Directions for this task >> Every line that holds the string "Superiority" is to be identified and copied.
BEGIN Input material
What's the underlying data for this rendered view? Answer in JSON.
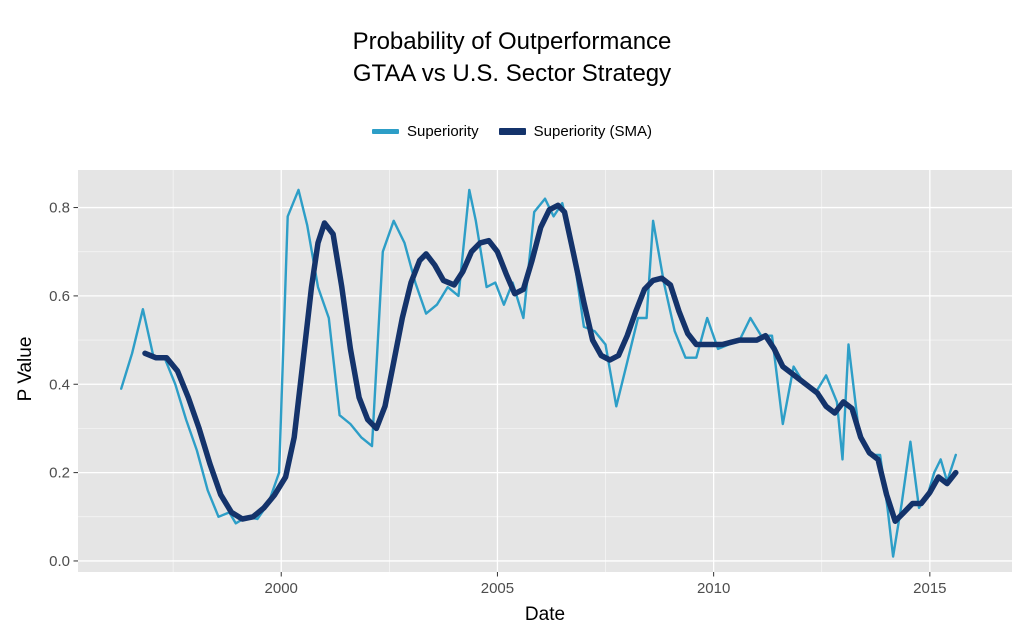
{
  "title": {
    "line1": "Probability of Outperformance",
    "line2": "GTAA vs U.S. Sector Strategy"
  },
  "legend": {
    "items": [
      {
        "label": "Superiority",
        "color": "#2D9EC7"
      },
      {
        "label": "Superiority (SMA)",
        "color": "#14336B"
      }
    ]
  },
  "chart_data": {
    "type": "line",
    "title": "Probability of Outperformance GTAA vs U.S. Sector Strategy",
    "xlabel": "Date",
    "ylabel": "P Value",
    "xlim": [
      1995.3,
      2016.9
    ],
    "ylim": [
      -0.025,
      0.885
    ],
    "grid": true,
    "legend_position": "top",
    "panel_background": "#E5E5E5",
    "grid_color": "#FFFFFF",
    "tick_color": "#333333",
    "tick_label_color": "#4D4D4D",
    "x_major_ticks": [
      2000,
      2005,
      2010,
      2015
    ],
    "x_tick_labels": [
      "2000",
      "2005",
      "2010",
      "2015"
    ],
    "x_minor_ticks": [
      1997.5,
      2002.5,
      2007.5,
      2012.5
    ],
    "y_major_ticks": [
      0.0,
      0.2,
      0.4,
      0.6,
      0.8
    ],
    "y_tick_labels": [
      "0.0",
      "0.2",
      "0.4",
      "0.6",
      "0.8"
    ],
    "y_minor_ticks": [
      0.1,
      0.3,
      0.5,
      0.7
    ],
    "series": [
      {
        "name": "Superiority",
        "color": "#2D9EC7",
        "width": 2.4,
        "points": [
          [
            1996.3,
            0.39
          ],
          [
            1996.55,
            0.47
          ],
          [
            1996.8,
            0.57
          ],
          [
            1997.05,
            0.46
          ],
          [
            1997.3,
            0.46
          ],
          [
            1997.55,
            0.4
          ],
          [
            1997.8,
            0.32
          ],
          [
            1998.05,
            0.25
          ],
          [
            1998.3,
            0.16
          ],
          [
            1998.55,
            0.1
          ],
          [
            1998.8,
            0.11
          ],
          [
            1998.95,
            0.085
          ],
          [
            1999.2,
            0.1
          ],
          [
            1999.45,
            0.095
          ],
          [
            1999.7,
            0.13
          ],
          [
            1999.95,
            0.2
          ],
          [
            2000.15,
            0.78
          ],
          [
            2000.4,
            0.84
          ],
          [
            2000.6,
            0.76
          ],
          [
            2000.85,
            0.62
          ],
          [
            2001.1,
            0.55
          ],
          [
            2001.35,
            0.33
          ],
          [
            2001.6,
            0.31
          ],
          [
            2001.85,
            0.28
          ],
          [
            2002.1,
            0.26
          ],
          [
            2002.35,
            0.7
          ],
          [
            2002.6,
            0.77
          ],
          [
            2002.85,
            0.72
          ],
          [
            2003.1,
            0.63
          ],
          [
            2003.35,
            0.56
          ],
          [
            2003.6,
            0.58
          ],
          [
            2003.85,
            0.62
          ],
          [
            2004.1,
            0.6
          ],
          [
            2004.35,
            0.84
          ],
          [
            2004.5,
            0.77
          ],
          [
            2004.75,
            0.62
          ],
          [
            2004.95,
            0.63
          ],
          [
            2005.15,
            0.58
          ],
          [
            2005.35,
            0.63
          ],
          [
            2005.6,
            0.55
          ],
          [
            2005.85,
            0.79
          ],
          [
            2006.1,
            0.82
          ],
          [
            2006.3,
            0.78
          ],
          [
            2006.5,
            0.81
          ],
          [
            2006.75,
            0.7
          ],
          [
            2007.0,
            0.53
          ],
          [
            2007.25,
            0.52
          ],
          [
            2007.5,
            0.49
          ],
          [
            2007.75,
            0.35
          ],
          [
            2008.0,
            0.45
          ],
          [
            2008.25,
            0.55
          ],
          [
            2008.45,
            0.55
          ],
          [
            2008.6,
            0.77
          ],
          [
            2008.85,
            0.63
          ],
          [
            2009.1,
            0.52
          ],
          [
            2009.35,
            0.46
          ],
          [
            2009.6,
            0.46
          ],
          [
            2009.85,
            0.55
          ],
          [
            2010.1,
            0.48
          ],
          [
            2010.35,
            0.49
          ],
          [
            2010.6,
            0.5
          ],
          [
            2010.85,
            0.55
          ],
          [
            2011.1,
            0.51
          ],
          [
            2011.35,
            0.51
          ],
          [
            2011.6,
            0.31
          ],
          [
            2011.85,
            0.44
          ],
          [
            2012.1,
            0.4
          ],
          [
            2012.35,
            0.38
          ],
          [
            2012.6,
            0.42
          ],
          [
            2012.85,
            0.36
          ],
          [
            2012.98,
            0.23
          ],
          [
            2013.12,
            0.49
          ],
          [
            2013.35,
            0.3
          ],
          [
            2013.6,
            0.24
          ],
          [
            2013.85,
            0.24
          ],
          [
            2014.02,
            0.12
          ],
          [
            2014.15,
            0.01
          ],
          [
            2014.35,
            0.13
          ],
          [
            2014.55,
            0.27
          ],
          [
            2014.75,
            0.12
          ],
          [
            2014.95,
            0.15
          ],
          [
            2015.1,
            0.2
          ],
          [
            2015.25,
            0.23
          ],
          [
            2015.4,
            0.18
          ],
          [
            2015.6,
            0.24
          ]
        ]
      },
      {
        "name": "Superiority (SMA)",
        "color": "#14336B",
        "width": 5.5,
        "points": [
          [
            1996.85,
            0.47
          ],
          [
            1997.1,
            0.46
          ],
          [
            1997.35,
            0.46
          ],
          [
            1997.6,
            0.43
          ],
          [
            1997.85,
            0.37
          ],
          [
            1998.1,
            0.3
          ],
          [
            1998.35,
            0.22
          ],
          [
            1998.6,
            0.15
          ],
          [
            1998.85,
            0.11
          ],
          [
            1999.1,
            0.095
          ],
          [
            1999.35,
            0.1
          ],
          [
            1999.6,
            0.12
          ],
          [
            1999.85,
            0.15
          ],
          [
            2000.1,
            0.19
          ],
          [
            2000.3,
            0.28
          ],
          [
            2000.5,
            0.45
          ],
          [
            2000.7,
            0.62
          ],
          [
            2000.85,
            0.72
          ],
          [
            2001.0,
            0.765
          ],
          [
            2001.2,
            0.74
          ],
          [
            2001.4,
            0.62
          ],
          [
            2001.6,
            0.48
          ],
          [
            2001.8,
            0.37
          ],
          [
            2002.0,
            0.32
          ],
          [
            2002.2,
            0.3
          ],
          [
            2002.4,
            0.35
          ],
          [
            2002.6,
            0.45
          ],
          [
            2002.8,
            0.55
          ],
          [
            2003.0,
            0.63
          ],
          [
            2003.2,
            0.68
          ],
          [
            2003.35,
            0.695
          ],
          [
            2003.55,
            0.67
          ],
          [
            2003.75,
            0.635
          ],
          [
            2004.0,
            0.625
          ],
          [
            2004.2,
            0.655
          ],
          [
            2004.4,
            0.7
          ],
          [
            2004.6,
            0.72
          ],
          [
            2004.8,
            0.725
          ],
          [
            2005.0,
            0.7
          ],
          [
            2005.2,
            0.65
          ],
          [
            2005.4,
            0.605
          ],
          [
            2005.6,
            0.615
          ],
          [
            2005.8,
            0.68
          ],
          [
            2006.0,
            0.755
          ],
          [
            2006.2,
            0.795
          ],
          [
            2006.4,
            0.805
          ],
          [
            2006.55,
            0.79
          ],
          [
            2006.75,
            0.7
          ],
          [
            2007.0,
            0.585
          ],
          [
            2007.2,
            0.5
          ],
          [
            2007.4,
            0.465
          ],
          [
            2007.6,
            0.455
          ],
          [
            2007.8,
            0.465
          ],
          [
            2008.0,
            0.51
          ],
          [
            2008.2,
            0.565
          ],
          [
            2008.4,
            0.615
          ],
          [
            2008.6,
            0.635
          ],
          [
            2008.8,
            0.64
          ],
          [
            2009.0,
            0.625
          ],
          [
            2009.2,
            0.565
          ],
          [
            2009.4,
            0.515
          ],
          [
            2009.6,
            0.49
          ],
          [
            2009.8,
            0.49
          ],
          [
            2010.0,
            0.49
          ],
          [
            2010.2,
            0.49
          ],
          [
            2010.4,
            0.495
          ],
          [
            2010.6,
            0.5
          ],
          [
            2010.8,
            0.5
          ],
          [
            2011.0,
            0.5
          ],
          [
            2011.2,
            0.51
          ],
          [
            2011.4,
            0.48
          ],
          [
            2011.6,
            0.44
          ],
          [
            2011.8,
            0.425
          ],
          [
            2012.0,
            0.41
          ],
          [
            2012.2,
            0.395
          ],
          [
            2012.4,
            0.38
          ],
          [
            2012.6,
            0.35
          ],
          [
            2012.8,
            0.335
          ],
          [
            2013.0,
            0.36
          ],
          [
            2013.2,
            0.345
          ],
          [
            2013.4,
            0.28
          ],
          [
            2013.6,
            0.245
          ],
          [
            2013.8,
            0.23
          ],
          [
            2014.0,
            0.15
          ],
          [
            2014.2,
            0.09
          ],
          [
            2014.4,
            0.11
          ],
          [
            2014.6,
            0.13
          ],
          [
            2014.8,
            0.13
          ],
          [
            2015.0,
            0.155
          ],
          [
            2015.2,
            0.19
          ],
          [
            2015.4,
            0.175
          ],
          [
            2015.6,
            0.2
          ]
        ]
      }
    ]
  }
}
END Input material
Complete answer >>
        "label": "Superiority",
        "label": "Superiority (SMA)",
        "name": "Superiority",
        "name": "Superiority (SMA)",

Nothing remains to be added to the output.